- [Extrait]:

* * *

3.2 Les solutions privées d’internalisation :

Même si elles n’excluent pas toujours l’intervention d’un réglementeur fixant le cadre général à l’intérieur duquel pourront évoluer les agents, les solutions privées mettent au premier plan les décisions volontaires des parties concernées.

3.2.1 La négociation directe :

Si le phénomène de pollution ne fait intervenir qu’un petit nombre d’agents, Coase (COASE, RAGNI, & ROMANI, 1992) a suggéré qu’aucune institution n’est véritablement nécessaire pour que ceux-ci parviennent à une allocation efficace des ressources s’ils peuvent négocier directement entre eux.

* * *

(Éléments issus d’une source de données)
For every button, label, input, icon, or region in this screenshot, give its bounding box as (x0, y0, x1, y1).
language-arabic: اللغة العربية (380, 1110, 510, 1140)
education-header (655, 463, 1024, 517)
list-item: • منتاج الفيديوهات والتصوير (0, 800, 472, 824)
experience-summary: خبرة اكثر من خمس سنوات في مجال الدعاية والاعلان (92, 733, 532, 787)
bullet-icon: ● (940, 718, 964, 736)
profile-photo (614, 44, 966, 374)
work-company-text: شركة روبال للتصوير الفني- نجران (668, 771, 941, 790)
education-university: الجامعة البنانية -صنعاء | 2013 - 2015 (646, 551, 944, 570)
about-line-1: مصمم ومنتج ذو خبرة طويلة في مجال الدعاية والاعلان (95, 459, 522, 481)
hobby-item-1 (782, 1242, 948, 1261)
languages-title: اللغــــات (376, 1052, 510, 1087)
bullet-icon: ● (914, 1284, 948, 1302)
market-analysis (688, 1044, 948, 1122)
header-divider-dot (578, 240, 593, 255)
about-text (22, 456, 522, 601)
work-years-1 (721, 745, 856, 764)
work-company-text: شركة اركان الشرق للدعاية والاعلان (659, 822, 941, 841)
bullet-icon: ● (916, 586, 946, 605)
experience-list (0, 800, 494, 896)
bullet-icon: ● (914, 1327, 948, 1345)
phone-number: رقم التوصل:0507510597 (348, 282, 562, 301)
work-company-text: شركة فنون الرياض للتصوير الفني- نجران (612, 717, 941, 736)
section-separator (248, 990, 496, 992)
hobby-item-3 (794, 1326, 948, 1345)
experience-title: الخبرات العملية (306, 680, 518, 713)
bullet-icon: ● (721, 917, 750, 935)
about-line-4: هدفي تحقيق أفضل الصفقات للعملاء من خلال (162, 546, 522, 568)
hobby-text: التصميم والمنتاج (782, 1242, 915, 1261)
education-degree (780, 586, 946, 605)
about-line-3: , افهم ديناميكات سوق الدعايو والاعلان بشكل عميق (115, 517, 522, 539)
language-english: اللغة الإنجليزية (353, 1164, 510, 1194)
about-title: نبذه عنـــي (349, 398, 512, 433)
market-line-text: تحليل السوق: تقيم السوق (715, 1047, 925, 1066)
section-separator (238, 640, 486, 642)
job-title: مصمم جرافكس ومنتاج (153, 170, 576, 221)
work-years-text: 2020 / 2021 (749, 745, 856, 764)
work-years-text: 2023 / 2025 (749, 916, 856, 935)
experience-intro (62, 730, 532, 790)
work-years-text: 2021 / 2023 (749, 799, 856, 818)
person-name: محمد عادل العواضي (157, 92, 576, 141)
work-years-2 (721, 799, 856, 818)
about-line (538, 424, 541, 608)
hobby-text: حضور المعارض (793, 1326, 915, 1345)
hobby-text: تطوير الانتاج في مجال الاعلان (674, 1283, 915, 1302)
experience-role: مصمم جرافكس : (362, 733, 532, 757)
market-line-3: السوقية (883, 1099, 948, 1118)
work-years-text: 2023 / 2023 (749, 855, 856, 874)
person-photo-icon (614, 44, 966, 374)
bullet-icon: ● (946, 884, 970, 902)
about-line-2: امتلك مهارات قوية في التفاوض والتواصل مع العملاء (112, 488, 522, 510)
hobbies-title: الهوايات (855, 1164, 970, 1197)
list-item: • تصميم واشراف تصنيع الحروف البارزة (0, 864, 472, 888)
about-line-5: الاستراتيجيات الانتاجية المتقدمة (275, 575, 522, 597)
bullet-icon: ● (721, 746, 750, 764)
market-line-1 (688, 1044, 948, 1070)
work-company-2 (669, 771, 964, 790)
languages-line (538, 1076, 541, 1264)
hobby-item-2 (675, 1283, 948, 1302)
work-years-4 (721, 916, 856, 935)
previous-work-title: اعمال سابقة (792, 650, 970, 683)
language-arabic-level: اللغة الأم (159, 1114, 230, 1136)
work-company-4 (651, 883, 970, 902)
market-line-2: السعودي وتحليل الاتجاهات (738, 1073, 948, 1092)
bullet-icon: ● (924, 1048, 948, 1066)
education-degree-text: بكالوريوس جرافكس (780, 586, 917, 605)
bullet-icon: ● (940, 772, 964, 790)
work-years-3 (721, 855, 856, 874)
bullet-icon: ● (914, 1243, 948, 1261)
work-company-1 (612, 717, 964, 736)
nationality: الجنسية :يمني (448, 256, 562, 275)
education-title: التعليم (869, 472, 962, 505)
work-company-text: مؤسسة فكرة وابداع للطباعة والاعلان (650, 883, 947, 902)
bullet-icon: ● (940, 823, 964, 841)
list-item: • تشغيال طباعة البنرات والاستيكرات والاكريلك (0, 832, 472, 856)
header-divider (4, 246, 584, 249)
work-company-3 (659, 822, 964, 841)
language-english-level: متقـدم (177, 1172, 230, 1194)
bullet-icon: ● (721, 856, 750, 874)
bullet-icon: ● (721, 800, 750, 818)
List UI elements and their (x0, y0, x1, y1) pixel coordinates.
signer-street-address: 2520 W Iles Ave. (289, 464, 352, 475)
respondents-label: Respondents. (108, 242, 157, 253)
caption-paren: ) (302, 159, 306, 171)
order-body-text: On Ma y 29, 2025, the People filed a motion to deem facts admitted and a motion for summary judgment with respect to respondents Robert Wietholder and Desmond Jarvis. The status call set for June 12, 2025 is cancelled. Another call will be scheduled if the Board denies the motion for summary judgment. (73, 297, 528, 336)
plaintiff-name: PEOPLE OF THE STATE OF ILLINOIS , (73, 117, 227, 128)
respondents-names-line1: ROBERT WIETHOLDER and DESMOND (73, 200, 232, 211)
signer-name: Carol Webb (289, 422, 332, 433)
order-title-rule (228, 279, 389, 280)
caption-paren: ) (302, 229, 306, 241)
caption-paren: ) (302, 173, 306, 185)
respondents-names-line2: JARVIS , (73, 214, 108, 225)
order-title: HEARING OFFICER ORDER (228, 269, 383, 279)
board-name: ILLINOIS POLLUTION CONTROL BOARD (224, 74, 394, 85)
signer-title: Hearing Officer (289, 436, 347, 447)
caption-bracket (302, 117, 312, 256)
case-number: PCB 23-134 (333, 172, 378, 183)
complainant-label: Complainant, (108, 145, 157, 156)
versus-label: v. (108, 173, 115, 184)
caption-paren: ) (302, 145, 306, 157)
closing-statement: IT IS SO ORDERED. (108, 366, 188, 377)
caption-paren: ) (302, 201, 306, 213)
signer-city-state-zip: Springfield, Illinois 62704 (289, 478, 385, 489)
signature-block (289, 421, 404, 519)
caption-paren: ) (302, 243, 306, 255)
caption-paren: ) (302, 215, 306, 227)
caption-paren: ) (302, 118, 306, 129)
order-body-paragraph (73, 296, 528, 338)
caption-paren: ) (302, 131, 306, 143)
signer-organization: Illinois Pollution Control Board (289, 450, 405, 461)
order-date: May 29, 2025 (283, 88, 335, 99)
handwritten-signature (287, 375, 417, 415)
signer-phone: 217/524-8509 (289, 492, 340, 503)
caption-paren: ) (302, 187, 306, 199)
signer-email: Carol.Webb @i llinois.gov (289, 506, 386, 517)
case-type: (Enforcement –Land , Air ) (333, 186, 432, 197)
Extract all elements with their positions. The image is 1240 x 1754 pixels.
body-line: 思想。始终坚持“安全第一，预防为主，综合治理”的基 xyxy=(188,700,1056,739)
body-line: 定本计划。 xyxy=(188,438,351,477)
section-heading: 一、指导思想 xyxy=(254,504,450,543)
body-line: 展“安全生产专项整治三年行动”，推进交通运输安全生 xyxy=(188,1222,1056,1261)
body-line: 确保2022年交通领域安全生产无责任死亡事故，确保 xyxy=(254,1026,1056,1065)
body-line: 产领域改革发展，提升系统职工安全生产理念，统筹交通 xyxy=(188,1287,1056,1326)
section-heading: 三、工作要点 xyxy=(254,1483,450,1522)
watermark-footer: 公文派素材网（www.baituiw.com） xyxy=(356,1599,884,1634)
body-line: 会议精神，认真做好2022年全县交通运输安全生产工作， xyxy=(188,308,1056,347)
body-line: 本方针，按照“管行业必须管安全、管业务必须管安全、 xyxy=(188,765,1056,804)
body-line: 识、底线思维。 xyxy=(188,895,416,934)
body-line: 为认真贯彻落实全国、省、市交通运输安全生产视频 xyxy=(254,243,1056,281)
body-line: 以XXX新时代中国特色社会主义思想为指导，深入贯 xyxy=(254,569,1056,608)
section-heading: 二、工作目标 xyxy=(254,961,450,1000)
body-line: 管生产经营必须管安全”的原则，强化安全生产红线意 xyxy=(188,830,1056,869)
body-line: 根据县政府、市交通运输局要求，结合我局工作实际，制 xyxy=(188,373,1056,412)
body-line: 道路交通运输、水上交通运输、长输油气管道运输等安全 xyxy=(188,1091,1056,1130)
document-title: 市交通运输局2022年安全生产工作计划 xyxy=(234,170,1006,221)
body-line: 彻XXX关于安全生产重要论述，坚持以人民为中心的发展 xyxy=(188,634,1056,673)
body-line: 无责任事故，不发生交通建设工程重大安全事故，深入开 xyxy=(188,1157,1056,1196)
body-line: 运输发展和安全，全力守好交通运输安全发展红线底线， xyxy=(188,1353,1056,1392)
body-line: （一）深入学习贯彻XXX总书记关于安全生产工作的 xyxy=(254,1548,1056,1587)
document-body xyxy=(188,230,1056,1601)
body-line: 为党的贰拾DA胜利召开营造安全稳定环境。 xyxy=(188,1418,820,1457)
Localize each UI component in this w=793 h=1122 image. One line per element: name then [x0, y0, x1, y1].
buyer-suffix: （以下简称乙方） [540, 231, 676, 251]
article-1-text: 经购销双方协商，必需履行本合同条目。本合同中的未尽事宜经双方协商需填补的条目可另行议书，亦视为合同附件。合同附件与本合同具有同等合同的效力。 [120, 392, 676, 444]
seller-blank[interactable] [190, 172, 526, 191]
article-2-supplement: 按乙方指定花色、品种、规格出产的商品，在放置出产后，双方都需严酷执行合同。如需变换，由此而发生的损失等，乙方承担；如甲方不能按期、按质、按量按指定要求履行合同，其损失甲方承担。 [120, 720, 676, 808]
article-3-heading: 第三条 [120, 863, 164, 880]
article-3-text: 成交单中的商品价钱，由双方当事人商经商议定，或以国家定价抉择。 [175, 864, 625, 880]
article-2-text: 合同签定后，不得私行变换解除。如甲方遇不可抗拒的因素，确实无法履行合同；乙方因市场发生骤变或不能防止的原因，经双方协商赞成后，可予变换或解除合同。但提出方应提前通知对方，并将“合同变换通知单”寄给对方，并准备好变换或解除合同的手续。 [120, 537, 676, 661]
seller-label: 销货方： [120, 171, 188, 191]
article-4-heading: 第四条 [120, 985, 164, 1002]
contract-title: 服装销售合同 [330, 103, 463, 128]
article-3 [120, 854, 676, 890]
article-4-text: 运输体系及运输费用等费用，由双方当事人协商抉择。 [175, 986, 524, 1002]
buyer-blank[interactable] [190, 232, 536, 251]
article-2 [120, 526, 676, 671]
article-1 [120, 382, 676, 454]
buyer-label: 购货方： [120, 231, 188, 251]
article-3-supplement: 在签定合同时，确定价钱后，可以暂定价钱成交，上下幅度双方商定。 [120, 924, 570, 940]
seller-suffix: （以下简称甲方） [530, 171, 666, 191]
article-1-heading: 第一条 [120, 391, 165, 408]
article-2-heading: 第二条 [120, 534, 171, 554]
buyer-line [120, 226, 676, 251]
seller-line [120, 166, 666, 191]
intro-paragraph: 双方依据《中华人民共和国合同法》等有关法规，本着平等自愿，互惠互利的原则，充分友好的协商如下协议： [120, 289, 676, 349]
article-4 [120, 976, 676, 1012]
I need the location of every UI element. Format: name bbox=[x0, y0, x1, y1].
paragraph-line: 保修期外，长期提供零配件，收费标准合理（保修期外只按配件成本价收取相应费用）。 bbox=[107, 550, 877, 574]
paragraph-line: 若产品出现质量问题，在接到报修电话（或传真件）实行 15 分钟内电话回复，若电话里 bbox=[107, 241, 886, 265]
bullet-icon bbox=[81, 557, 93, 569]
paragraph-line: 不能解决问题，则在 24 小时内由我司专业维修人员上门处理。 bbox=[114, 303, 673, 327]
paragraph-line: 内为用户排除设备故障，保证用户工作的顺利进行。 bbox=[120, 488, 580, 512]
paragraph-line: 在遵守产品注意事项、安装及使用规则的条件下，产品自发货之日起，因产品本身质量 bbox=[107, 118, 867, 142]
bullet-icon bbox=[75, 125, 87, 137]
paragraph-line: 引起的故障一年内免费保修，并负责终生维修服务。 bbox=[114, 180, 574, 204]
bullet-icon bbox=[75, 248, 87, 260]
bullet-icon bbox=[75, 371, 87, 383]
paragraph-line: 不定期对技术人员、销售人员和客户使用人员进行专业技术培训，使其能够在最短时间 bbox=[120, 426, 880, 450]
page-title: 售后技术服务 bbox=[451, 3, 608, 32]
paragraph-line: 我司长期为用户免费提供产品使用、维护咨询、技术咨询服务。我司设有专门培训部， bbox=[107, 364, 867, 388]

* * *

- [Détail de la tâche]: Extrayez de l’extrait sur les solutions privées d’internalisation le passage qui commence aux mots « 3.2 Les solutions » et s’arrête après les mots « directement entre eux. ». Recopiez-le sans aucune modification.

- [Réponse rédigée]:
3.2 Les solutions privées d’internalisation :

Même si elles n’excluent pas toujours l’intervention d’un réglementeur fixant le cadre général à l’intérieur duquel pourront évoluer les agents, les solutions privées mettent au premier plan les décisions volontaires des parties concernées.

3.2.1 La négociation directe :

Si le phénomène de pollution ne fait intervenir qu’un petit nombre d’agents, Coase (COASE, RAGNI, & ROMANI, 1992) a suggéré qu’aucune institution n’est véritablement nécessaire pour que ceux-ci parviennent à une allocation efficace des ressources s’ils peuvent négocier directement entre eux.